### Exercise materials
——

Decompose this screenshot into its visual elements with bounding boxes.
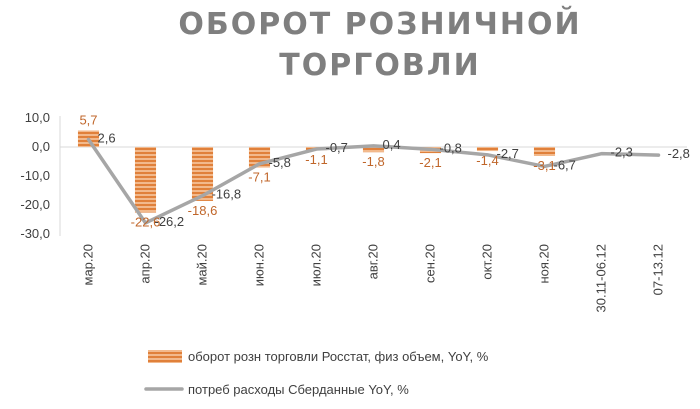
x-tick-label: мар.20 bbox=[81, 244, 96, 285]
line-point bbox=[543, 164, 546, 168]
bar bbox=[362, 147, 385, 153]
x-tick-label: ноя.20 bbox=[537, 244, 552, 284]
bar-value-label: -18,6 bbox=[188, 203, 218, 218]
line-value-label: -2,8 bbox=[668, 146, 690, 161]
legend-bar-swatch bbox=[148, 350, 182, 363]
bar-value-label: -1,8 bbox=[362, 154, 384, 169]
line-point bbox=[429, 147, 432, 151]
line-point bbox=[87, 137, 90, 141]
bar bbox=[134, 147, 157, 213]
legend-bar-label: оборот розн торговли Росстат, физ объем,… bbox=[188, 349, 489, 364]
y-tick-label: -20,0 bbox=[20, 197, 50, 212]
y-tick-label: -30,0 bbox=[20, 226, 50, 241]
line-point bbox=[144, 221, 147, 225]
bar-value-label: -1,4 bbox=[476, 153, 498, 168]
x-tick-label: апр.20 bbox=[138, 244, 153, 284]
line-point bbox=[201, 194, 204, 198]
x-tick-label: 07-13.12 bbox=[651, 244, 666, 295]
x-tick-label: окт.20 bbox=[480, 244, 495, 280]
line-value-label: -0,7 bbox=[326, 140, 348, 155]
data-labels: 5,7 -22,6 -18,6 -7,1 -1,1 -1,8 -2,1 -1,4 -3,1 2,6… bbox=[79, 112, 689, 229]
line-value-label: -5,8 bbox=[269, 155, 291, 170]
line-value-label: -16,8 bbox=[212, 187, 242, 202]
x-tick-label: авг.20 bbox=[366, 244, 381, 279]
y-tick-label: 10,0 bbox=[25, 110, 50, 125]
x-tick-label: сен.20 bbox=[423, 244, 438, 283]
bar-series bbox=[77, 130, 556, 213]
line-point bbox=[600, 152, 603, 156]
line-point bbox=[372, 144, 375, 148]
bar-value-label: -1,1 bbox=[305, 152, 327, 167]
line-point bbox=[486, 153, 489, 157]
bar bbox=[191, 147, 214, 201]
x-tick-label: июн.20 bbox=[252, 244, 267, 286]
axes: 10,0 0,0 -10,0 -20,0 -30,0 мар.20 апр.20 май.20… bbox=[20, 110, 687, 312]
line-value-label: -0,8 bbox=[440, 140, 462, 155]
x-tick-label: 30.11-06.12 bbox=[594, 244, 609, 312]
line-value-label: -2,3 bbox=[611, 145, 633, 160]
chart-title: ОБОРОТ РОЗНИЧНОЙ ТОРГОВЛИ bbox=[178, 7, 582, 83]
bar-value-label: -22,6 bbox=[131, 215, 161, 230]
line-value-label: -6,7 bbox=[554, 157, 576, 172]
line-point bbox=[657, 153, 660, 157]
y-tick-label: -10,0 bbox=[20, 168, 50, 183]
x-tick-label: май.20 bbox=[195, 244, 210, 286]
y-tick-label: 0,0 bbox=[32, 139, 50, 154]
legend-line-label: потреб расходы Сберданные YoY, % bbox=[188, 382, 409, 397]
line-value-label: 2,6 bbox=[98, 130, 116, 145]
bar bbox=[476, 147, 499, 152]
legend: оборот розн торговли Росстат, физ объем,… bbox=[144, 349, 489, 397]
line-point bbox=[315, 147, 318, 151]
line-series bbox=[86, 137, 661, 225]
line-value-label: 0,4 bbox=[383, 137, 401, 152]
bar-value-label: 5,7 bbox=[79, 112, 97, 127]
x-tick-label: июл.20 bbox=[309, 244, 324, 286]
bar-value-label: -7,1 bbox=[248, 170, 270, 185]
bar bbox=[533, 147, 556, 156]
line-value-label: -2,7 bbox=[497, 146, 519, 161]
line-value-label: -26,2 bbox=[155, 214, 185, 229]
line-point bbox=[258, 162, 261, 166]
bar-value-label: -3,1 bbox=[533, 158, 555, 173]
bar-value-label: -2,1 bbox=[419, 155, 441, 170]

——

Please convert each line of the records above into a Markdown table with two columns, Row for the row number and Line for the line itself, skipping any blank lines. Leave the pictures out of the table.

| Row | Line |
|---|---|
| 1 | Decompose this screenshot into its visual elements with bounding boxes. |
| 2 | x-tick-label: мар.20 bbox=[81, 244, 96, 285] |
| 3 | line-point bbox=[543, 164, 546, 168] |
| 4 | bar bbox=[362, 147, 385, 153] |
| 5 | x-tick-label: ноя.20 bbox=[537, 244, 552, 284] |
| 6 | bar-value-label: -18,6 bbox=[188, 203, 218, 218] |
| 7 | line-value-label: -2,8 bbox=[668, 146, 690, 161] |
| 8 | legend-bar-swatch bbox=[148, 350, 182, 363] |
| 9 | bar-value-label: -1,8 bbox=[362, 154, 384, 169] |
| 10 | line-point bbox=[429, 147, 432, 151] |
| 11 | line-point bbox=[87, 137, 90, 141] |
| 12 | bar bbox=[134, 147, 157, 213] |
| 13 | legend-bar-label: оборот розн торговли Росстат, физ объем,… bbox=[188, 349, 489, 364] |
| 14 | y-tick-label: -20,0 bbox=[20, 197, 50, 212] |
| 15 | y-tick-label: -30,0 bbox=[20, 226, 50, 241] |
| 16 | line-point bbox=[144, 221, 147, 225] |
| 17 | bar-value-label: -1,4 bbox=[476, 153, 498, 168] |
| 18 | x-tick-label: апр.20 bbox=[138, 244, 153, 284] |
| 19 | line-point bbox=[201, 194, 204, 198] |
| 20 | x-tick-label: 07-13.12 bbox=[651, 244, 666, 295] |
| 21 | x-tick-label: окт.20 bbox=[480, 244, 495, 280] |
| 22 | line-value-label: -0,7 bbox=[326, 140, 348, 155] |
| 23 | data-labels: 5,7 -22,6 -18,6 -7,1 -1,1 -1,8 -2,1 -1,4 -3,1 2,6… bbox=[79, 112, 689, 229] |
| 24 | line-value-label: -5,8 bbox=[269, 155, 291, 170] |
| 25 | line-value-label: -16,8 bbox=[212, 187, 242, 202] |
| 26 | x-tick-label: авг.20 bbox=[366, 244, 381, 279] |
| 27 | y-tick-label: 10,0 bbox=[25, 110, 50, 125] |
| 28 | x-tick-label: сен.20 bbox=[423, 244, 438, 283] |
| 29 | bar-series bbox=[77, 130, 556, 213] |
| 30 | line-point bbox=[600, 152, 603, 156] |
| 31 | line-point bbox=[372, 144, 375, 148] |
| 32 | bar-value-label: -1,1 bbox=[305, 152, 327, 167] |
| 33 | line-point bbox=[486, 153, 489, 157] |
| 34 | bar bbox=[191, 147, 214, 201] |
| 35 | x-tick-label: июн.20 bbox=[252, 244, 267, 286] |
| 36 | axes: 10,0 0,0 -10,0 -20,0 -30,0 мар.20 апр.20 май.20… bbox=[20, 110, 687, 312] |
| 37 | line-value-label: -0,8 bbox=[440, 140, 462, 155] |
| 38 | x-tick-label: 30.11-06.12 bbox=[594, 244, 609, 312] |
| 39 | line-value-label: -2,3 bbox=[611, 145, 633, 160] |
| 40 | chart-title: ОБОРОТ РОЗНИЧНОЙ ТОРГОВЛИ bbox=[178, 7, 582, 83] |
| 41 | bar-value-label: -22,6 bbox=[131, 215, 161, 230] |
| 42 | line-value-label: -6,7 bbox=[554, 157, 576, 172] |
| 43 | line-point bbox=[657, 153, 660, 157] |
| 44 | y-tick-label: -10,0 bbox=[20, 168, 50, 183] |
| 45 | x-tick-label: май.20 bbox=[195, 244, 210, 286] |
| 46 | y-tick-label: 0,0 bbox=[32, 139, 50, 154] |
| 47 | legend-line-label: потреб расходы Сберданные YoY, % bbox=[188, 382, 409, 397] |
| 48 | line-value-label: 2,6 bbox=[98, 130, 116, 145] |
| 49 | bar bbox=[476, 147, 499, 152] |
| 50 | legend: оборот розн торговли Росстат, физ объем,… bbox=[144, 349, 489, 397] |
| 51 | line-point bbox=[315, 147, 318, 151] |
| 52 | line-series bbox=[86, 137, 661, 225] |
| 53 | line-value-label: 0,4 bbox=[383, 137, 401, 152] |
| 54 | bar-value-label: 5,7 bbox=[79, 112, 97, 127] |
| 55 | x-tick-label: июл.20 bbox=[309, 244, 324, 286] |
| 56 | bar-value-label: -7,1 bbox=[248, 170, 270, 185] |
| 57 | bar bbox=[533, 147, 556, 156] |
| 58 | line-value-label: -2,7 bbox=[497, 146, 519, 161] |
| 59 | line-value-label: -26,2 bbox=[155, 214, 185, 229] |
| 60 | line-point bbox=[258, 162, 261, 166] |
| 61 | bar-value-label: -3,1 bbox=[533, 158, 555, 173] |
| 62 | bar-value-label: -2,1 bbox=[419, 155, 441, 170] |